Will you output all of the data below exactly, omitting the images?
##### Supplied data
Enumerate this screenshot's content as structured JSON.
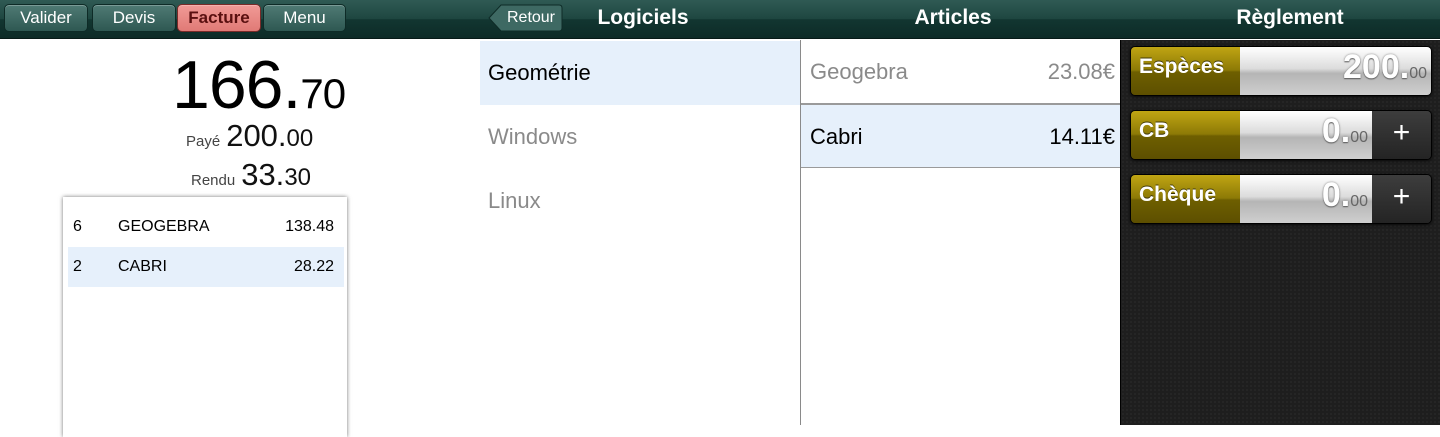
{
  "toolbar": {
    "valider": "Valider",
    "devis": "Devis",
    "facture": "Facture",
    "menu": "Menu",
    "back": "Retour",
    "active_button": "Facture",
    "active_color": "#f19a96"
  },
  "titles": {
    "logiciels": "Logiciels",
    "articles": "Articles",
    "reglement": "Règlement"
  },
  "totals": {
    "total_int": "166.",
    "total_dec": "70",
    "paid_label": "Payé",
    "paid_int": "200.",
    "paid_dec": "00",
    "change_label": "Rendu",
    "change_int": "33.",
    "change_dec": "30"
  },
  "receipt": {
    "lines": [
      {
        "qty": "6",
        "name": "GEOGEBRA",
        "amount": "138.48"
      },
      {
        "qty": "2",
        "name": "CABRI",
        "amount": "28.22"
      }
    ]
  },
  "categories": [
    {
      "label": "Geométrie",
      "selected": true
    },
    {
      "label": "Windows",
      "selected": false
    },
    {
      "label": "Linux",
      "selected": false
    }
  ],
  "articles": [
    {
      "name": "Geogebra",
      "price": "23.08€",
      "selected": false
    },
    {
      "name": "Cabri",
      "price": "14.11€",
      "selected": true
    }
  ],
  "payments": [
    {
      "label": "Espèces",
      "int": "200.",
      "dec": "00",
      "has_plus": false
    },
    {
      "label": "CB",
      "int": "0.",
      "dec": "00",
      "has_plus": true
    },
    {
      "label": "Chèque",
      "int": "0.",
      "dec": "00",
      "has_plus": true
    }
  ],
  "plus_symbol": "+",
  "colors": {
    "toolbar": "#1e4640",
    "selected_row": "#e6f0fb",
    "payment_label": "#8d7a06"
  }
}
##########
# Right answer
Enumerate this screenshot's content as structured JSON.
{
  "toolbar": {
    "valider": "Valider",
    "devis": "Devis",
    "facture": "Facture",
    "menu": "Menu",
    "back": "Retour",
    "active_button": "Facture",
    "active_color": "#f19a96"
  },
  "titles": {
    "logiciels": "Logiciels",
    "articles": "Articles",
    "reglement": "Règlement"
  },
  "totals": {
    "total_int": "166.",
    "total_dec": "70",
    "paid_label": "Payé",
    "paid_int": "200.",
    "paid_dec": "00",
    "change_label": "Rendu",
    "change_int": "33.",
    "change_dec": "30"
  },
  "receipt": {
    "lines": [
      {
        "qty": "6",
        "name": "GEOGEBRA",
        "amount": "138.48"
      },
      {
        "qty": "2",
        "name": "CABRI",
        "amount": "28.22"
      }
    ]
  },
  "categories": [
    {
      "label": "Geométrie",
      "selected": true
    },
    {
      "label": "Windows",
      "selected": false
    },
    {
      "label": "Linux",
      "selected": false
    }
  ],
  "articles": [
    {
      "name": "Geogebra",
      "price": "23.08€",
      "selected": false
    },
    {
      "name": "Cabri",
      "price": "14.11€",
      "selected": true
    }
  ],
  "payments": [
    {
      "label": "Espèces",
      "int": "200.",
      "dec": "00",
      "has_plus": false
    },
    {
      "label": "CB",
      "int": "0.",
      "dec": "00",
      "has_plus": true
    },
    {
      "label": "Chèque",
      "int": "0.",
      "dec": "00",
      "has_plus": true
    }
  ],
  "plus_symbol": "+",
  "colors": {
    "toolbar": "#1e4640",
    "selected_row": "#e6f0fb",
    "payment_label": "#8d7a06"
  }
}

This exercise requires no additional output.